■ Provided data ■
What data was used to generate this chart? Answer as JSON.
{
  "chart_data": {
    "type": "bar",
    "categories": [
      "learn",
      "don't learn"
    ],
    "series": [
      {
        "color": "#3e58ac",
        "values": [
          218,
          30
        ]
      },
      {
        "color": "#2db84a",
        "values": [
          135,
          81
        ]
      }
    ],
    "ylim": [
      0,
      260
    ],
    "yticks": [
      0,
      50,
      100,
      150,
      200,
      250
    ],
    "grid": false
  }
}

■ Required work ■
Type the whole listing again, unaltered.

■ Answer to the exercise ■
What data was used to generate this chart? Answer as JSON.
{
  "chart_data": {
    "type": "bar",
    "categories": [
      "learn",
      "don't learn"
    ],
    "series": [
      {
        "color": "#3e58ac",
        "values": [
          218,
          30
        ]
      },
      {
        "color": "#2db84a",
        "values": [
          135,
          81
        ]
      }
    ],
    "ylim": [
      0,
      260
    ],
    "yticks": [
      0,
      50,
      100,
      150,
      200,
      250
    ],
    "grid": false
  }
}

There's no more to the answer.